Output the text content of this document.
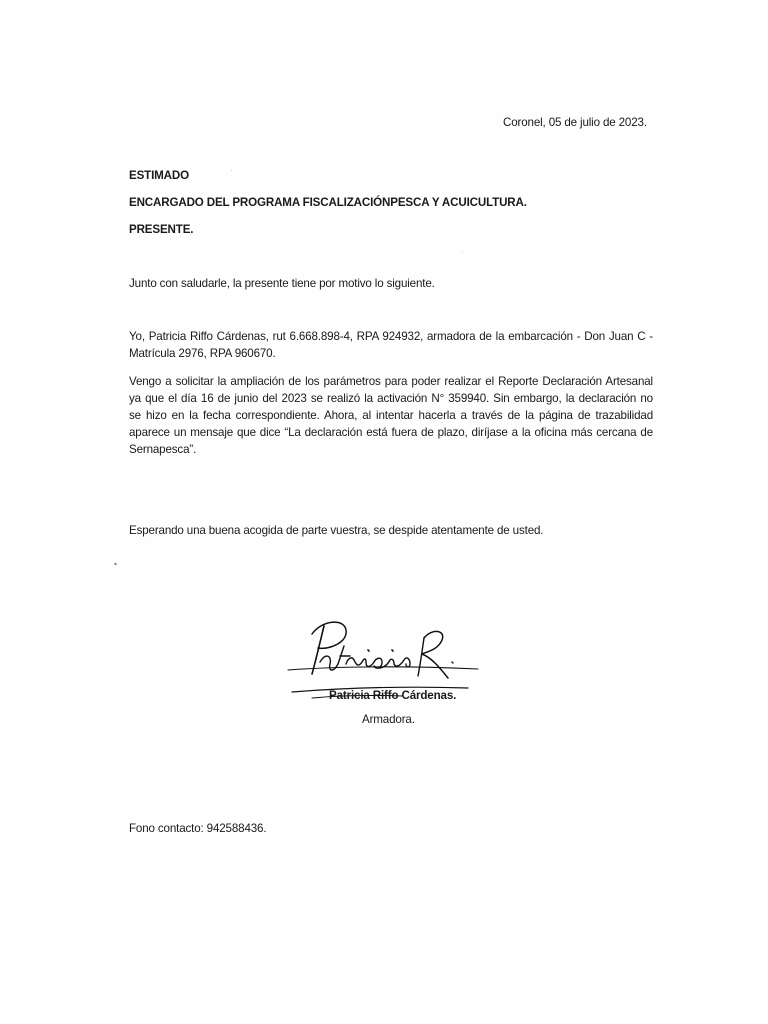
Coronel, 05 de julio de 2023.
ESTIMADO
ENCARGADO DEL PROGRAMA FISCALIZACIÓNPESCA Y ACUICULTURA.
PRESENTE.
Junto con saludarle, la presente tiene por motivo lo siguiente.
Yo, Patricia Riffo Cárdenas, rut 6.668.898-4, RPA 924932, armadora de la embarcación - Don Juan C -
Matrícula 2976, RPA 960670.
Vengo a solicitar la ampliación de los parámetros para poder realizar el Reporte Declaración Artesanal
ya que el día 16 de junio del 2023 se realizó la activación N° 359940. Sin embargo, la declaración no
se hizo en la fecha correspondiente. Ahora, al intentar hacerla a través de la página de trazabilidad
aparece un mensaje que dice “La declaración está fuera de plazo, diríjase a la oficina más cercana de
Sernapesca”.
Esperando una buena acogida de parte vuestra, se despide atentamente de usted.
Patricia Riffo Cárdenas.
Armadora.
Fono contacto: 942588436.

==

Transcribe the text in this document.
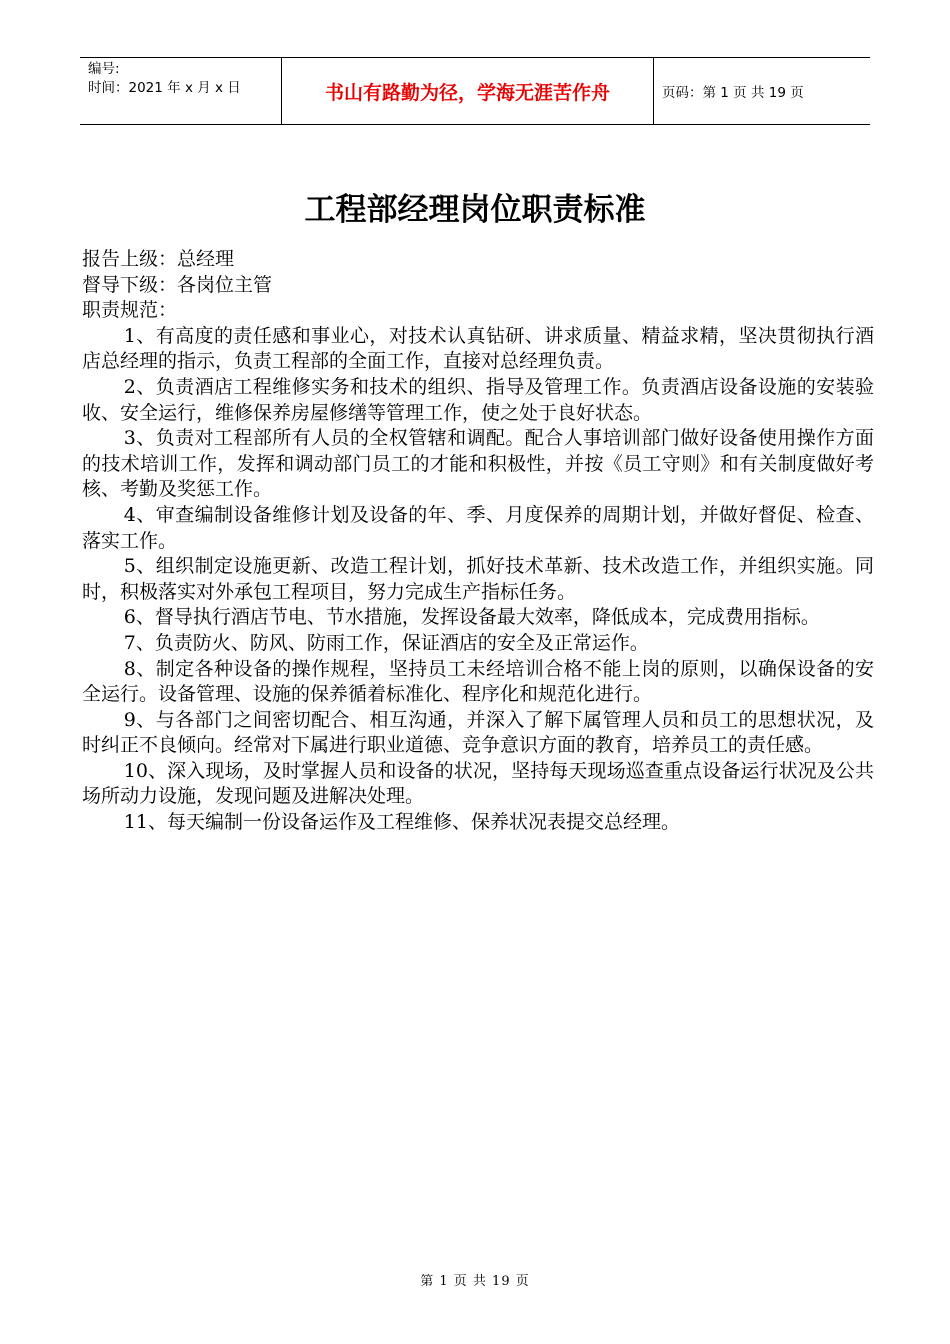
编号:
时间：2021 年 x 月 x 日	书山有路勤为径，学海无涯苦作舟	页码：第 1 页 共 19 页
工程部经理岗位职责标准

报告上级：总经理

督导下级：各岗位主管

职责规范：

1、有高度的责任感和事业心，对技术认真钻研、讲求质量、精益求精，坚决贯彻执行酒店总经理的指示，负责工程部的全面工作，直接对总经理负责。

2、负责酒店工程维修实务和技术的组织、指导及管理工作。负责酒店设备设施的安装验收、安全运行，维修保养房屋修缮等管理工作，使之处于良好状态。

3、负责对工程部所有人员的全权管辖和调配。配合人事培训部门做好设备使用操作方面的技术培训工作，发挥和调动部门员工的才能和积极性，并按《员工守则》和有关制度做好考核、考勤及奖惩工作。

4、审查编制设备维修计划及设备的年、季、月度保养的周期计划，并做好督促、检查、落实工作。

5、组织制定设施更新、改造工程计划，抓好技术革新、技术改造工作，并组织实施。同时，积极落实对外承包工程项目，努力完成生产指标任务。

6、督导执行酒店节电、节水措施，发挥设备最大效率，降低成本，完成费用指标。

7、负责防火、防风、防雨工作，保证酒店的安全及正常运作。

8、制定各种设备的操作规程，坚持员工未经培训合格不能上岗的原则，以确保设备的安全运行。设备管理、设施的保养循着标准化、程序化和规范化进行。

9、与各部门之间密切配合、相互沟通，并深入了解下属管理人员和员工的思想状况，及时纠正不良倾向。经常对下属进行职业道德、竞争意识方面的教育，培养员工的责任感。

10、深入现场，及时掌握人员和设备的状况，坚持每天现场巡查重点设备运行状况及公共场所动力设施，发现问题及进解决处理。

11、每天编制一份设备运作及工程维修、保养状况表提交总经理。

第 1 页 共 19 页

== Required work ==
Pull out every line of the entries that includes the word "text".

== Correct result ==
Output the text content of this document.
Transcribe the text in this document.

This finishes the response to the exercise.